* _CHALLENGE_
Every line of the material is to be quoted verbatim, minus the pictures.

* _RECORDS FOR THE TASK_

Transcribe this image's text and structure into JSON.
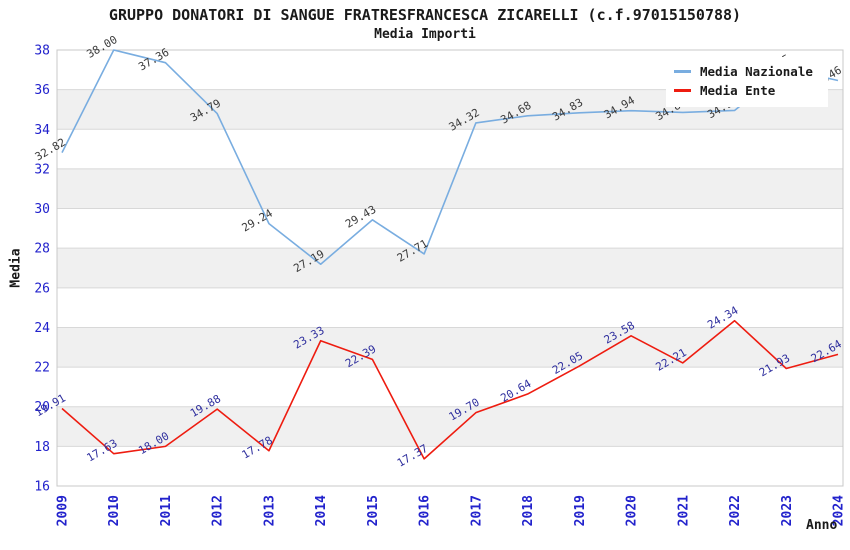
{
  "chart_data": {
    "type": "line",
    "title": "GRUPPO DONATORI DI SANGUE FRATRESFRANCESCA ZICARELLI (c.f.97015150788)",
    "subtitle": "Media Importi",
    "xlabel": "Anno",
    "ylabel": "Media",
    "x": [
      "2009",
      "2010",
      "2011",
      "2012",
      "2013",
      "2014",
      "2015",
      "2016",
      "2017",
      "2018",
      "2019",
      "2020",
      "2021",
      "2022",
      "2023",
      "2024"
    ],
    "ylim": [
      16,
      38
    ],
    "ytick_step": 2,
    "grid": "horizontal-bands-alternating",
    "legend_position": "top-right",
    "series": [
      {
        "name": "Media Nazionale",
        "color": "#79ade0",
        "label_color": "#3a3a3a",
        "values": [
          32.82,
          38.0,
          37.36,
          34.79,
          29.24,
          27.19,
          29.43,
          27.71,
          34.32,
          34.68,
          34.83,
          34.94,
          34.85,
          34.95,
          37.05,
          36.46
        ]
      },
      {
        "name": "Media Ente",
        "color": "#ee1c10",
        "label_color": "#2f2f9e",
        "values": [
          19.91,
          17.63,
          18.0,
          19.88,
          17.78,
          23.33,
          22.39,
          17.37,
          19.7,
          20.64,
          22.05,
          23.58,
          22.21,
          24.34,
          21.93,
          22.64
        ]
      }
    ],
    "colors": {
      "axis_tick_label": "#2222cc",
      "band_gray": "#f0f0f0",
      "gridline": "#d8d8d8",
      "plot_border": "#c8c8c8",
      "background": "#ffffff"
    }
  }
}
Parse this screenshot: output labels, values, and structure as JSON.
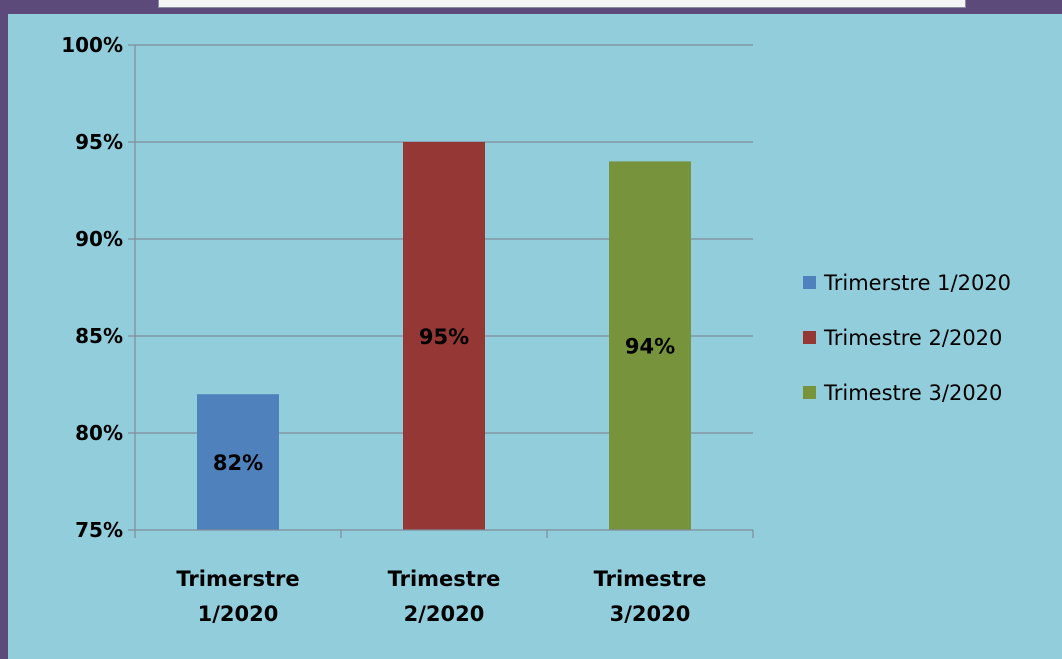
{
  "chart_data": {
    "type": "bar",
    "categories": [
      "Trimerstre 1/2020",
      "Trimestre 2/2020",
      "Trimestre 3/2020"
    ],
    "category_label_lines": [
      [
        "Trimerstre",
        "1/2020"
      ],
      [
        "Trimestre",
        "2/2020"
      ],
      [
        "Trimestre",
        "3/2020"
      ]
    ],
    "values": [
      82,
      95,
      94
    ],
    "data_labels": [
      "82%",
      "95%",
      "94%"
    ],
    "colors": [
      "#4f81bd",
      "#953735",
      "#77933c"
    ],
    "ylim": [
      75,
      100
    ],
    "yticks": [
      75,
      80,
      85,
      90,
      95,
      100
    ],
    "ytick_labels": [
      "75%",
      "80%",
      "85%",
      "90%",
      "95%",
      "100%"
    ],
    "legend": {
      "placement": "right",
      "entries": [
        "Trimerstre 1/2020",
        "Trimestre 2/2020",
        "Trimestre 3/2020"
      ]
    },
    "grid": true,
    "title": "",
    "xlabel": "",
    "ylabel": ""
  }
}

* _CORRECT ANSWER_
Transcribe this image's text and structure into JSON.
{
  "chart_data": {
    "type": "line",
    "title": "GRUPPO DONATORI DI SANGUE FRATRESFRANCESCA ZICARELLI (c.f.97015150788)",
    "subtitle": "Media Importi",
    "xlabel": "Anno",
    "ylabel": "Media",
    "x": [
      "2009",
      "2010",
      "2011",
      "2012",
      "2013",
      "2014",
      "2015",
      "2016",
      "2017",
      "2018",
      "2019",
      "2020",
      "2021",
      "2022",
      "2023",
      "2024"
    ],
    "ylim": [
      16,
      38
    ],
    "ytick_step": 2,
    "grid": "horizontal-bands-alternating",
    "legend_position": "top-right",
    "series": [
      {
        "name": "Media Nazionale",
        "color": "#79ade0",
        "label_color": "#3a3a3a",
        "values": [
          32.82,
          38.0,
          37.36,
          34.79,
          29.24,
          27.19,
          29.43,
          27.71,
          34.32,
          34.68,
          34.83,
          34.94,
          34.85,
          34.95,
          37.05,
          36.46
        ]
      },
      {
        "name": "Media Ente",
        "color": "#ee1c10",
        "label_color": "#2f2f9e",
        "values": [
          19.91,
          17.63,
          18.0,
          19.88,
          17.78,
          23.33,
          22.39,
          17.37,
          19.7,
          20.64,
          22.05,
          23.58,
          22.21,
          24.34,
          21.93,
          22.64
        ]
      }
    ],
    "colors": {
      "axis_tick_label": "#2222cc",
      "band_gray": "#f0f0f0",
      "gridline": "#d8d8d8",
      "plot_border": "#c8c8c8",
      "background": "#ffffff"
    }
  }
}
Parse this screenshot: output labels, values, and structure as JSON.
{
  "chart_data": {
    "type": "bar",
    "categories": [
      "Trimerstre 1/2020",
      "Trimestre 2/2020",
      "Trimestre 3/2020"
    ],
    "category_label_lines": [
      [
        "Trimerstre",
        "1/2020"
      ],
      [
        "Trimestre",
        "2/2020"
      ],
      [
        "Trimestre",
        "3/2020"
      ]
    ],
    "values": [
      82,
      95,
      94
    ],
    "data_labels": [
      "82%",
      "95%",
      "94%"
    ],
    "colors": [
      "#4f81bd",
      "#953735",
      "#77933c"
    ],
    "ylim": [
      75,
      100
    ],
    "yticks": [
      75,
      80,
      85,
      90,
      95,
      100
    ],
    "ytick_labels": [
      "75%",
      "80%",
      "85%",
      "90%",
      "95%",
      "100%"
    ],
    "legend": {
      "placement": "right",
      "entries": [
        "Trimerstre 1/2020",
        "Trimestre 2/2020",
        "Trimestre 3/2020"
      ]
    },
    "grid": true,
    "title": "",
    "xlabel": "",
    "ylabel": ""
  }
}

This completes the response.